## Stated problem
Strip the pictures and reproduce the rest of the listing exactly.

──────── Input rows ────────

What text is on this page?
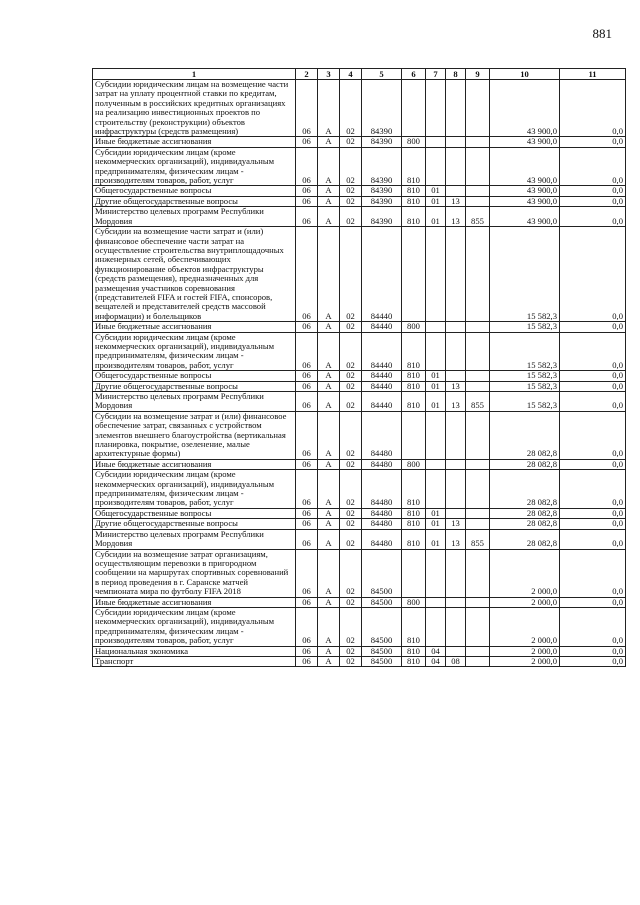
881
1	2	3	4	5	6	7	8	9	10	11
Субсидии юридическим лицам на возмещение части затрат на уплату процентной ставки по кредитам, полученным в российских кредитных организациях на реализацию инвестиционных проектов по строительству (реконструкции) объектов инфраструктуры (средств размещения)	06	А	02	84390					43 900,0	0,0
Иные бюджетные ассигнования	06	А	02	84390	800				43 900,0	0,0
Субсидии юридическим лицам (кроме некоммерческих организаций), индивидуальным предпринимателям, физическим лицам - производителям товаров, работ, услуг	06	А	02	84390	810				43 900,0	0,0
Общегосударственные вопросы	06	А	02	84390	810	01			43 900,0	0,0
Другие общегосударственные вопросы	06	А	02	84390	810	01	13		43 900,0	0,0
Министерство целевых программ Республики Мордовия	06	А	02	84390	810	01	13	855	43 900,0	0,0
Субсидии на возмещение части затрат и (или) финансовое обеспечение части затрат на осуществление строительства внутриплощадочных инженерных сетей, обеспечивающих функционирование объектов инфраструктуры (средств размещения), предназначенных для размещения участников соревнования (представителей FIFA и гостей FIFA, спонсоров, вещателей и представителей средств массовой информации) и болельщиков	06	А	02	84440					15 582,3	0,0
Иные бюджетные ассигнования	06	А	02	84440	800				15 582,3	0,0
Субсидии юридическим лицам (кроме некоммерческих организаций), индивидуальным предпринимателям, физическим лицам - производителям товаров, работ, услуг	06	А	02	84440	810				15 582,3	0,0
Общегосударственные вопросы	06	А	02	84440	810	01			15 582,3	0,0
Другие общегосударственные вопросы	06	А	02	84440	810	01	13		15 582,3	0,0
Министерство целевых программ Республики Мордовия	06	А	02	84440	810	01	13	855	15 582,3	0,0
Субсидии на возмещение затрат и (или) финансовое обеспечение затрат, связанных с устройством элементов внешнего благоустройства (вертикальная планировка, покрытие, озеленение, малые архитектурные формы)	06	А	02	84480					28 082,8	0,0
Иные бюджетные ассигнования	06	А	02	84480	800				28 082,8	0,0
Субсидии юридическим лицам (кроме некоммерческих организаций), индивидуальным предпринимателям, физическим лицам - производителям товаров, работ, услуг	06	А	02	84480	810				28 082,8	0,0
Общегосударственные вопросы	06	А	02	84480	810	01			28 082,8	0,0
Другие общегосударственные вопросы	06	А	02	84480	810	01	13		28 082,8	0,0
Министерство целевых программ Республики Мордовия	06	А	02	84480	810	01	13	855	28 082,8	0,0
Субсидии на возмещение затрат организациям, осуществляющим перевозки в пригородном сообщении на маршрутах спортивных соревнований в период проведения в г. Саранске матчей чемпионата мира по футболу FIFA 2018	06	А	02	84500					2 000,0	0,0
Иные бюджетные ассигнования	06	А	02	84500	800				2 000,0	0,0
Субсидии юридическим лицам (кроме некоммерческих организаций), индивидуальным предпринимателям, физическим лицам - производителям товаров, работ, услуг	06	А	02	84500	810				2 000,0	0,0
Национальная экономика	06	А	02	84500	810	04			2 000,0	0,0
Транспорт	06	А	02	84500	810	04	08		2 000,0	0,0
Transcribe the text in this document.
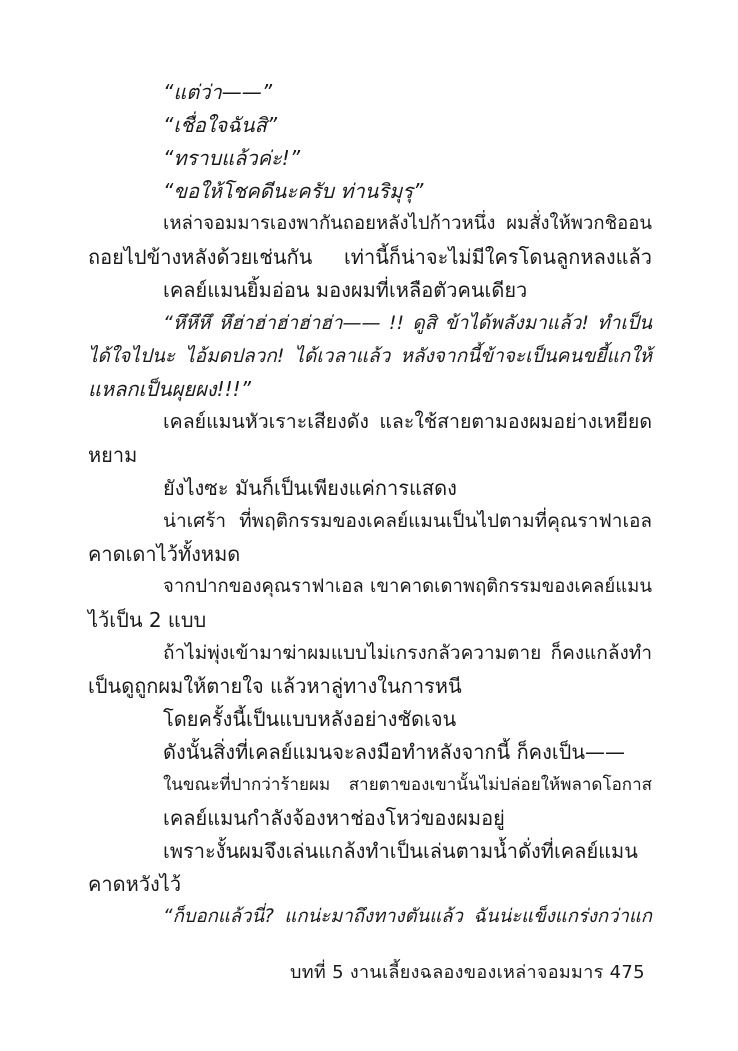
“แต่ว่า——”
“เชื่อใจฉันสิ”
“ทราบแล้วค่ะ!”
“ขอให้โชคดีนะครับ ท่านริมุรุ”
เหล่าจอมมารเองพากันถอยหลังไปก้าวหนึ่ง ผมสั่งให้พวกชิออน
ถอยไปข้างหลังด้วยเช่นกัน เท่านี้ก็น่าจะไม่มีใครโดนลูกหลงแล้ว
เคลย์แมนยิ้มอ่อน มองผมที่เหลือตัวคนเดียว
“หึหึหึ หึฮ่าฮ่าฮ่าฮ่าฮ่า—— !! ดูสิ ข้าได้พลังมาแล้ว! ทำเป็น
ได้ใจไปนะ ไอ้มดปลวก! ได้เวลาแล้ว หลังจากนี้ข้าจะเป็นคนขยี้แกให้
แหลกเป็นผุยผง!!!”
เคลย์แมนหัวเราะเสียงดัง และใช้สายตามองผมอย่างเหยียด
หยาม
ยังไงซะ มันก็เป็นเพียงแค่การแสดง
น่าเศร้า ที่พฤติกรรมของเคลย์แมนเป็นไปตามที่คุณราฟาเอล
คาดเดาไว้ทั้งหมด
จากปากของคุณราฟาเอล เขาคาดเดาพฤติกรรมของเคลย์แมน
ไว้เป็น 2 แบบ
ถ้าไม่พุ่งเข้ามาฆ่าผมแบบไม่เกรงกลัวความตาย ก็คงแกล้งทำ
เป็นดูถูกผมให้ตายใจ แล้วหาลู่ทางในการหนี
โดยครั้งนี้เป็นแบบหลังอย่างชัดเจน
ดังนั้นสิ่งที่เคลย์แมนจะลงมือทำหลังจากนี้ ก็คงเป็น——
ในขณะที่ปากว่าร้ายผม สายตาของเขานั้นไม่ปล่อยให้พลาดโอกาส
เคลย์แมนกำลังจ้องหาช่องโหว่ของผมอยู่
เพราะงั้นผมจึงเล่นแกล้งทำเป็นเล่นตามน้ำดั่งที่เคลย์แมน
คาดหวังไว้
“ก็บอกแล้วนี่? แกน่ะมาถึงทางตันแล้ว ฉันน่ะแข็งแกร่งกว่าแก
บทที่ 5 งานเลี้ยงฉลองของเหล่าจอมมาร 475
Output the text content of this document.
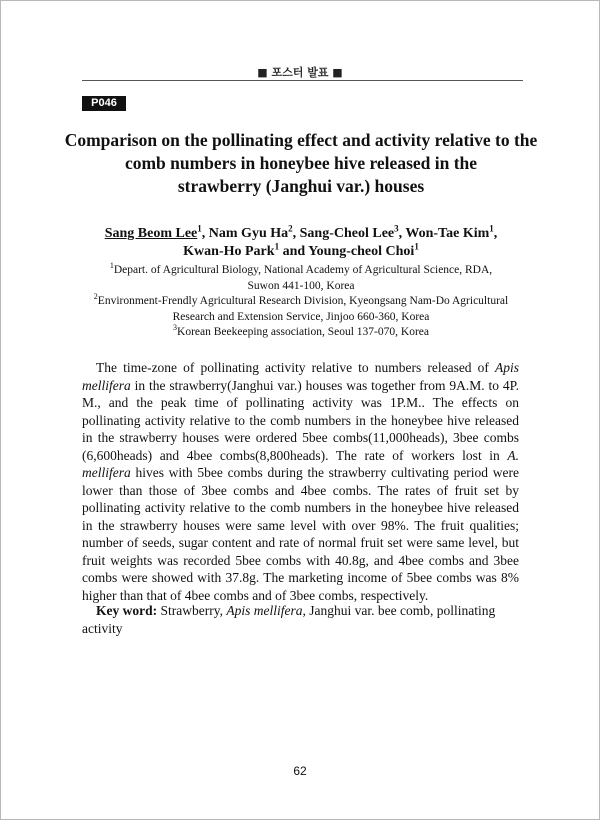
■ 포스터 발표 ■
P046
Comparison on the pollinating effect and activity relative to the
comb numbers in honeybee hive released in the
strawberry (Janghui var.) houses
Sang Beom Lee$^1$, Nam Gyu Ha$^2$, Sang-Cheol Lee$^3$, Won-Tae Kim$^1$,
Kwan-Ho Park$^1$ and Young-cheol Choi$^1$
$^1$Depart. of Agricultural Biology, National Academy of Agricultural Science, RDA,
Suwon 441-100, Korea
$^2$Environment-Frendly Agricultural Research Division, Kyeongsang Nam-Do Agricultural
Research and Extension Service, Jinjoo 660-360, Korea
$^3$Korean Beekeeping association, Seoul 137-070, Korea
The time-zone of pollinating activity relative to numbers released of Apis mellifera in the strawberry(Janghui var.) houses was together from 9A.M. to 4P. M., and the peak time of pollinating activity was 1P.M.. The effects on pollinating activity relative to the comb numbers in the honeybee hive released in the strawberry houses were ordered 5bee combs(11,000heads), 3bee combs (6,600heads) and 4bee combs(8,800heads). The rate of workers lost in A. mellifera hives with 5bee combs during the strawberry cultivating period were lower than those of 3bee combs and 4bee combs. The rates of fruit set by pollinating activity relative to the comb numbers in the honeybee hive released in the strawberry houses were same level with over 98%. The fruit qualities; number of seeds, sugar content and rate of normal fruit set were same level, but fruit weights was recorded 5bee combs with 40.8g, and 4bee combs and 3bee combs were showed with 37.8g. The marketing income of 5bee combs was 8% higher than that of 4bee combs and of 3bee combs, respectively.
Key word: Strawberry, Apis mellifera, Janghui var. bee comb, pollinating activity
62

────────

## Correct answer
What text is on this page?
881
1	2	3	4	5	6	7	8	9	10	11
Субсидии юридическим лицам на возмещение части затрат на уплату процентной ставки по кредитам, полученным в российских кредитных организациях на реализацию инвестиционных проектов по строительству (реконструкции) объектов инфраструктуры (средств размещения)	06	А	02	84390					43 900,0	0,0
Иные бюджетные ассигнования	06	А	02	84390	800				43 900,0	0,0
Субсидии юридическим лицам (кроме некоммерческих организаций), индивидуальным предпринимателям, физическим лицам - производителям товаров, работ, услуг	06	А	02	84390	810				43 900,0	0,0
Общегосударственные вопросы	06	А	02	84390	810	01			43 900,0	0,0
Другие общегосударственные вопросы	06	А	02	84390	810	01	13		43 900,0	0,0
Министерство целевых программ Республики Мордовия	06	А	02	84390	810	01	13	855	43 900,0	0,0
Субсидии на возмещение части затрат и (или) финансовое обеспечение части затрат на осуществление строительства внутриплощадочных инженерных сетей, обеспечивающих функционирование объектов инфраструктуры (средств размещения), предназначенных для размещения участников соревнования (представителей FIFA и гостей FIFA, спонсоров, вещателей и представителей средств массовой информации) и болельщиков	06	А	02	84440					15 582,3	0,0
Иные бюджетные ассигнования	06	А	02	84440	800				15 582,3	0,0
Субсидии юридическим лицам (кроме некоммерческих организаций), индивидуальным предпринимателям, физическим лицам - производителям товаров, работ, услуг	06	А	02	84440	810				15 582,3	0,0
Общегосударственные вопросы	06	А	02	84440	810	01			15 582,3	0,0
Другие общегосударственные вопросы	06	А	02	84440	810	01	13		15 582,3	0,0
Министерство целевых программ Республики Мордовия	06	А	02	84440	810	01	13	855	15 582,3	0,0
Субсидии на возмещение затрат и (или) финансовое обеспечение затрат, связанных с устройством элементов внешнего благоустройства (вертикальная планировка, покрытие, озеленение, малые архитектурные формы)	06	А	02	84480					28 082,8	0,0
Иные бюджетные ассигнования	06	А	02	84480	800				28 082,8	0,0
Субсидии юридическим лицам (кроме некоммерческих организаций), индивидуальным предпринимателям, физическим лицам - производителям товаров, работ, услуг	06	А	02	84480	810				28 082,8	0,0
Общегосударственные вопросы	06	А	02	84480	810	01			28 082,8	0,0
Другие общегосударственные вопросы	06	А	02	84480	810	01	13		28 082,8	0,0
Министерство целевых программ Республики Мордовия	06	А	02	84480	810	01	13	855	28 082,8	0,0
Субсидии на возмещение затрат организациям, осуществляющим перевозки в пригородном сообщении на маршрутах спортивных соревнований в период проведения в г. Саранске матчей чемпионата мира по футболу FIFA 2018	06	А	02	84500					2 000,0	0,0
Иные бюджетные ассигнования	06	А	02	84500	800				2 000,0	0,0
Субсидии юридическим лицам (кроме некоммерческих организаций), индивидуальным предпринимателям, физическим лицам - производителям товаров, работ, услуг	06	А	02	84500	810				2 000,0	0,0
Национальная экономика	06	А	02	84500	810	04			2 000,0	0,0
Транспорт	06	А	02	84500	810	04	08		2 000,0	0,0
Transcribe the text in this document.
“แต่ว่า——”
“เชื่อใจฉันสิ”
“ทราบแล้วค่ะ!”
“ขอให้โชคดีนะครับ ท่านริมุรุ”
เหล่าจอมมารเองพากันถอยหลังไปก้าวหนึ่ง ผมสั่งให้พวกชิออน
ถอยไปข้างหลังด้วยเช่นกัน เท่านี้ก็น่าจะไม่มีใครโดนลูกหลงแล้ว
เคลย์แมนยิ้มอ่อน มองผมที่เหลือตัวคนเดียว
“หึหึหึ หึฮ่าฮ่าฮ่าฮ่าฮ่า—— !! ดูสิ ข้าได้พลังมาแล้ว! ทำเป็น
ได้ใจไปนะ ไอ้มดปลวก! ได้เวลาแล้ว หลังจากนี้ข้าจะเป็นคนขยี้แกให้
แหลกเป็นผุยผง!!!”
เคลย์แมนหัวเราะเสียงดัง และใช้สายตามองผมอย่างเหยียด
หยาม
ยังไงซะ มันก็เป็นเพียงแค่การแสดง
น่าเศร้า ที่พฤติกรรมของเคลย์แมนเป็นไปตามที่คุณราฟาเอล
คาดเดาไว้ทั้งหมด
จากปากของคุณราฟาเอล เขาคาดเดาพฤติกรรมของเคลย์แมน
ไว้เป็น 2 แบบ
ถ้าไม่พุ่งเข้ามาฆ่าผมแบบไม่เกรงกลัวความตาย ก็คงแกล้งทำ
เป็นดูถูกผมให้ตายใจ แล้วหาลู่ทางในการหนี
โดยครั้งนี้เป็นแบบหลังอย่างชัดเจน
ดังนั้นสิ่งที่เคลย์แมนจะลงมือทำหลังจากนี้ ก็คงเป็น——
ในขณะที่ปากว่าร้ายผม สายตาของเขานั้นไม่ปล่อยให้พลาดโอกาส
เคลย์แมนกำลังจ้องหาช่องโหว่ของผมอยู่
เพราะงั้นผมจึงเล่นแกล้งทำเป็นเล่นตามน้ำดั่งที่เคลย์แมน
คาดหวังไว้
“ก็บอกแล้วนี่? แกน่ะมาถึงทางตันแล้ว ฉันน่ะแข็งแกร่งกว่าแก
บทที่ 5 งานเลี้ยงฉลองของเหล่าจอมมาร 475
Output the text content of this document.
■ 포스터 발표 ■
P046
Comparison on the pollinating effect and activity relative to the
comb numbers in honeybee hive released in the
strawberry (Janghui var.) houses
Sang Beom Lee$^1$, Nam Gyu Ha$^2$, Sang-Cheol Lee$^3$, Won-Tae Kim$^1$,
Kwan-Ho Park$^1$ and Young-cheol Choi$^1$
$^1$Depart. of Agricultural Biology, National Academy of Agricultural Science, RDA,
Suwon 441-100, Korea
$^2$Environment-Frendly Agricultural Research Division, Kyeongsang Nam-Do Agricultural
Research and Extension Service, Jinjoo 660-360, Korea
$^3$Korean Beekeeping association, Seoul 137-070, Korea
The time-zone of pollinating activity relative to numbers released of Apis mellifera in the strawberry(Janghui var.) houses was together from 9A.M. to 4P. M., and the peak time of pollinating activity was 1P.M.. The effects on pollinating activity relative to the comb numbers in the honeybee hive released in the strawberry houses were ordered 5bee combs(11,000heads), 3bee combs (6,600heads) and 4bee combs(8,800heads). The rate of workers lost in A. mellifera hives with 5bee combs during the strawberry cultivating period were lower than those of 3bee combs and 4bee combs. The rates of fruit set by pollinating activity relative to the comb numbers in the honeybee hive released in the strawberry houses were same level with over 98%. The fruit qualities; number of seeds, sugar content and rate of normal fruit set were same level, but fruit weights was recorded 5bee combs with 40.8g, and 4bee combs and 3bee combs were showed with 37.8g. The marketing income of 5bee combs was 8% higher than that of 4bee combs and of 3bee combs, respectively.
Key word: Strawberry, Apis mellifera, Janghui var. bee comb, pollinating activity
62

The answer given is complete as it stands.